▶ [Aim]: Check every line below for the word "Duration" and copy each one that has it.
start Data for this exercise
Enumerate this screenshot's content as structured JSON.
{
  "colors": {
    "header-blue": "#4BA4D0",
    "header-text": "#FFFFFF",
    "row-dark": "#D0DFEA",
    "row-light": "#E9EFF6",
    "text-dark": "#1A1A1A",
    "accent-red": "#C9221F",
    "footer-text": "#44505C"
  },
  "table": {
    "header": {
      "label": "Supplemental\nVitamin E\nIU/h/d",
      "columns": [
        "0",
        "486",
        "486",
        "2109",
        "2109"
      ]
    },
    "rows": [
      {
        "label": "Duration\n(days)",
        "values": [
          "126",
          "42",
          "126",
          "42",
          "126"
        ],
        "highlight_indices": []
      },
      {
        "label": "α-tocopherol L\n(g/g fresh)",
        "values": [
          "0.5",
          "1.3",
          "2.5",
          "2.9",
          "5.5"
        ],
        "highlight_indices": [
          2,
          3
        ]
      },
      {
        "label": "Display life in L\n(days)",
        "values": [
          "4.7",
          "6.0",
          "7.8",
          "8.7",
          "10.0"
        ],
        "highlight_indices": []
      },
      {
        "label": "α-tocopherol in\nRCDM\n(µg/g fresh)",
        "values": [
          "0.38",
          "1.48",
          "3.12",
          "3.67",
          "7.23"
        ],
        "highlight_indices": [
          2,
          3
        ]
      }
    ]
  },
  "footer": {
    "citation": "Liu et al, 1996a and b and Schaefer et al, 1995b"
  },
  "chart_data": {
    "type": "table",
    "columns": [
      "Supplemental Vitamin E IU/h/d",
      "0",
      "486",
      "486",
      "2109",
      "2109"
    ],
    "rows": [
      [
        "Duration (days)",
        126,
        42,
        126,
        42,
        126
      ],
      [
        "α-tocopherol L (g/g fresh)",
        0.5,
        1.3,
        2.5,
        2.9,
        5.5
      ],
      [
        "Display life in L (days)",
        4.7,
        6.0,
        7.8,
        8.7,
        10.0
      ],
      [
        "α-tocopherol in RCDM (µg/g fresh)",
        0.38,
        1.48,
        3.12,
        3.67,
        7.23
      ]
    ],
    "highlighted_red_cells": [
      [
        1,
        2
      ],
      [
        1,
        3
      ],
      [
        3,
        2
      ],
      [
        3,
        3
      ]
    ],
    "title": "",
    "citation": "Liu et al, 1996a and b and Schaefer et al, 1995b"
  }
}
end Data for this exercise
▶ [Response to this task]:
        "label": "Duration\n(days)",
        "Duration (days)",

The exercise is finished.